> Problem statement:
Set every entry down again precisely.

________________________

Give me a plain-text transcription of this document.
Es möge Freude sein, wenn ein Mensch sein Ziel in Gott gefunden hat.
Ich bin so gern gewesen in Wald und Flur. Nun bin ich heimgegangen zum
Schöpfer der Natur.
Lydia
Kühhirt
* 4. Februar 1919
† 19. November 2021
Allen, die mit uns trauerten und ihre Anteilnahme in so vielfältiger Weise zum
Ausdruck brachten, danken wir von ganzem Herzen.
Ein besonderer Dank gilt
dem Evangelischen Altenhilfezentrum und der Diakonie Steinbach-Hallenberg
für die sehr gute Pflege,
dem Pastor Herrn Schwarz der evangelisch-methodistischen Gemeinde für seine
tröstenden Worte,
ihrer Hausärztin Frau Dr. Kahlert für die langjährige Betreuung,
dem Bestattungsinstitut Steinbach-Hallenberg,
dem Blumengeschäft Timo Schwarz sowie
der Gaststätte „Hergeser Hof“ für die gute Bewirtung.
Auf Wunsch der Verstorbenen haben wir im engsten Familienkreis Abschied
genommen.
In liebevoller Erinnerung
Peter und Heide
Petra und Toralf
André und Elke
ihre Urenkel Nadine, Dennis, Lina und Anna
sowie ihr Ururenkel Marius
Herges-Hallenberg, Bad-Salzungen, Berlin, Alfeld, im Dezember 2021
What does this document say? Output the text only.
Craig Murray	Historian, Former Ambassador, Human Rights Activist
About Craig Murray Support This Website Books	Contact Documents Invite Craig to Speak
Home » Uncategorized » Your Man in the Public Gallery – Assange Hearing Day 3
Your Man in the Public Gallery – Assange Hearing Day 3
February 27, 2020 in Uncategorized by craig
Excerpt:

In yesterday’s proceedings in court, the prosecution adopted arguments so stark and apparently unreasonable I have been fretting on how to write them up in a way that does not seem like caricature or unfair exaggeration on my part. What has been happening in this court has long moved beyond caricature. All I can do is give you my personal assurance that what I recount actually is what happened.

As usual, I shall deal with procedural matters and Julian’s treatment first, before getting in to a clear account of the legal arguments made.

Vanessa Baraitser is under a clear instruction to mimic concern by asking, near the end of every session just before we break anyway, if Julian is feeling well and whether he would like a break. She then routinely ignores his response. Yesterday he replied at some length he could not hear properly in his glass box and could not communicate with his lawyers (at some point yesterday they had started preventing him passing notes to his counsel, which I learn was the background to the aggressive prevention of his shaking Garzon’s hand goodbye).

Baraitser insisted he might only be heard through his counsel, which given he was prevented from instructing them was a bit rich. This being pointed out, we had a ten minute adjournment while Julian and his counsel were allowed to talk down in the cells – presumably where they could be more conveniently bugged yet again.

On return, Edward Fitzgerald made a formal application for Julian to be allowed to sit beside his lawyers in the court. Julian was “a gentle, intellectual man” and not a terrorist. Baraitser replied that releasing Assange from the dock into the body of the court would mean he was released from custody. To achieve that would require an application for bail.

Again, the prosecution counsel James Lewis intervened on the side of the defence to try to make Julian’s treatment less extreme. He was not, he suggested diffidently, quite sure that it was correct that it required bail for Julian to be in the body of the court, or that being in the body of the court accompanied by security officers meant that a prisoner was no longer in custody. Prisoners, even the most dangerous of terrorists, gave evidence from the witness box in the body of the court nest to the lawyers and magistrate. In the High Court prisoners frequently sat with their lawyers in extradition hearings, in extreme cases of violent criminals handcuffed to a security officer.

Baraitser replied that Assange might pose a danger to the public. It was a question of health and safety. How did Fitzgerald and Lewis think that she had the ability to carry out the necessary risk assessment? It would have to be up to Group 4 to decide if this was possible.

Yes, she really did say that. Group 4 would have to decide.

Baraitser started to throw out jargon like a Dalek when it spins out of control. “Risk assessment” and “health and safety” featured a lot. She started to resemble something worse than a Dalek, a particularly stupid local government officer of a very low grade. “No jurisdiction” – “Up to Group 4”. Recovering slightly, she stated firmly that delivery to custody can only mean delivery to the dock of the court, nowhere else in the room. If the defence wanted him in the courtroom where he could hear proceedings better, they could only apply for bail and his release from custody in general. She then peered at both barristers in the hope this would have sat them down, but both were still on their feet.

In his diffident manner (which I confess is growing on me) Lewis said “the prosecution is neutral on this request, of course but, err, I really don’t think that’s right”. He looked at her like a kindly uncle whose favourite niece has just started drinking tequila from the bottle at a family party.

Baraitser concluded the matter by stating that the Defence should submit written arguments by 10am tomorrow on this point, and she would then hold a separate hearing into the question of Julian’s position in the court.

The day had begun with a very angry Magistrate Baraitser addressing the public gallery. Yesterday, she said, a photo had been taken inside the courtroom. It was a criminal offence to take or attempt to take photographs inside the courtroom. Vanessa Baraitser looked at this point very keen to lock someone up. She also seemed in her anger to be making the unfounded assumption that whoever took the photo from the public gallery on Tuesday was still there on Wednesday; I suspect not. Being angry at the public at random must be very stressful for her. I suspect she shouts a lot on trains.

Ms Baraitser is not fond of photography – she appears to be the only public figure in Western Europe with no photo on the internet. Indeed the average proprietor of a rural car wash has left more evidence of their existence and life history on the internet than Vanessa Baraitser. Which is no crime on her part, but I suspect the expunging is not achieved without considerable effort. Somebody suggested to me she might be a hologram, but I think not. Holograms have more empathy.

________________________

> Your solution:
Give me a plain-text transcription of this document.
Es möge Freude sein, wenn ein Mensch sein Ziel in Gott gefunden hat.
Ich bin so gern gewesen in Wald und Flur. Nun bin ich heimgegangen zum
Schöpfer der Natur.
Lydia
Kühhirt
* 4. Februar 1919
† 19. November 2021
Allen, die mit uns trauerten und ihre Anteilnahme in so vielfältiger Weise zum
Ausdruck brachten, danken wir von ganzem Herzen.
Ein besonderer Dank gilt
dem Evangelischen Altenhilfezentrum und der Diakonie Steinbach-Hallenberg
für die sehr gute Pflege,
dem Pastor Herrn Schwarz der evangelisch-methodistischen Gemeinde für seine
tröstenden Worte,
ihrer Hausärztin Frau Dr. Kahlert für die langjährige Betreuung,
dem Bestattungsinstitut Steinbach-Hallenberg,
dem Blumengeschäft Timo Schwarz sowie
der Gaststätte „Hergeser Hof“ für die gute Bewirtung.
Auf Wunsch der Verstorbenen haben wir im engsten Familienkreis Abschied
genommen.
In liebevoller Erinnerung
Peter und Heide
Petra und Toralf
André und Elke
ihre Urenkel Nadine, Dennis, Lina und Anna
sowie ihr Ururenkel Marius
Herges-Hallenberg, Bad-Salzungen, Berlin, Alfeld, im Dezember 2021
What does this document say? Output the text only.
Craig Murray	Historian, Former Ambassador, Human Rights Activist
About Craig Murray Support This Website Books	Contact Documents Invite Craig to Speak
Home » Uncategorized » Your Man in the Public Gallery – Assange Hearing Day 3
Your Man in the Public Gallery – Assange Hearing Day 3
February 27, 2020 in Uncategorized by craig
Excerpt:

In yesterday’s proceedings in court, the prosecution adopted arguments so stark and apparently unreasonable I have been fretting on how to write them up in a way that does not seem like caricature or unfair exaggeration on my part. What has been happening in this court has long moved beyond caricature. All I can do is give you my personal assurance that what I recount actually is what happened.

As usual, I shall deal with procedural matters and Julian’s treatment first, before getting in to a clear account of the legal arguments made.

Vanessa Baraitser is under a clear instruction to mimic concern by asking, near the end of every session just before we break anyway, if Julian is feeling well and whether he would like a break. She then routinely ignores his response. Yesterday he replied at some length he could not hear properly in his glass box and could not communicate with his lawyers (at some point yesterday they had started preventing him passing notes to his counsel, which I learn was the background to the aggressive prevention of his shaking Garzon’s hand goodbye).

Baraitser insisted he might only be heard through his counsel, which given he was prevented from instructing them was a bit rich. This being pointed out, we had a ten minute adjournment while Julian and his counsel were allowed to talk down in the cells – presumably where they could be more conveniently bugged yet again.

On return, Edward Fitzgerald made a formal application for Julian to be allowed to sit beside his lawyers in the court. Julian was “a gentle, intellectual man” and not a terrorist. Baraitser replied that releasing Assange from the dock into the body of the court would mean he was released from custody. To achieve that would require an application for bail.

Again, the prosecution counsel James Lewis intervened on the side of the defence to try to make Julian’s treatment less extreme. He was not, he suggested diffidently, quite sure that it was correct that it required bail for Julian to be in the body of the court, or that being in the body of the court accompanied by security officers meant that a prisoner was no longer in custody. Prisoners, even the most dangerous of terrorists, gave evidence from the witness box in the body of the court nest to the lawyers and magistrate. In the High Court prisoners frequently sat with their lawyers in extradition hearings, in extreme cases of violent criminals handcuffed to a security officer.

Baraitser replied that Assange might pose a danger to the public. It was a question of health and safety. How did Fitzgerald and Lewis think that she had the ability to carry out the necessary risk assessment? It would have to be up to Group 4 to decide if this was possible.

Yes, she really did say that. Group 4 would have to decide.

Baraitser started to throw out jargon like a Dalek when it spins out of control. “Risk assessment” and “health and safety” featured a lot. She started to resemble something worse than a Dalek, a particularly stupid local government officer of a very low grade. “No jurisdiction” – “Up to Group 4”. Recovering slightly, she stated firmly that delivery to custody can only mean delivery to the dock of the court, nowhere else in the room. If the defence wanted him in the courtroom where he could hear proceedings better, they could only apply for bail and his release from custody in general. She then peered at both barristers in the hope this would have sat them down, but both were still on their feet.

In his diffident manner (which I confess is growing on me) Lewis said “the prosecution is neutral on this request, of course but, err, I really don’t think that’s right”. He looked at her like a kindly uncle whose favourite niece has just started drinking tequila from the bottle at a family party.

Baraitser concluded the matter by stating that the Defence should submit written arguments by 10am tomorrow on this point, and she would then hold a separate hearing into the question of Julian’s position in the court.

The day had begun with a very angry Magistrate Baraitser addressing the public gallery. Yesterday, she said, a photo had been taken inside the courtroom. It was a criminal offence to take or attempt to take photographs inside the courtroom. Vanessa Baraitser looked at this point very keen to lock someone up. She also seemed in her anger to be making the unfounded assumption that whoever took the photo from the public gallery on Tuesday was still there on Wednesday; I suspect not. Being angry at the public at random must be very stressful for her. I suspect she shouts a lot on trains.

Ms Baraitser is not fond of photography – she appears to be the only public figure in Western Europe with no photo on the internet. Indeed the average proprietor of a rural car wash has left more evidence of their existence and life history on the internet than Vanessa Baraitser. Which is no crime on her part, but I suspect the expunging is not achieved without considerable effort. Somebody suggested to me she might be a hologram, but I think not. Holograms have more empathy.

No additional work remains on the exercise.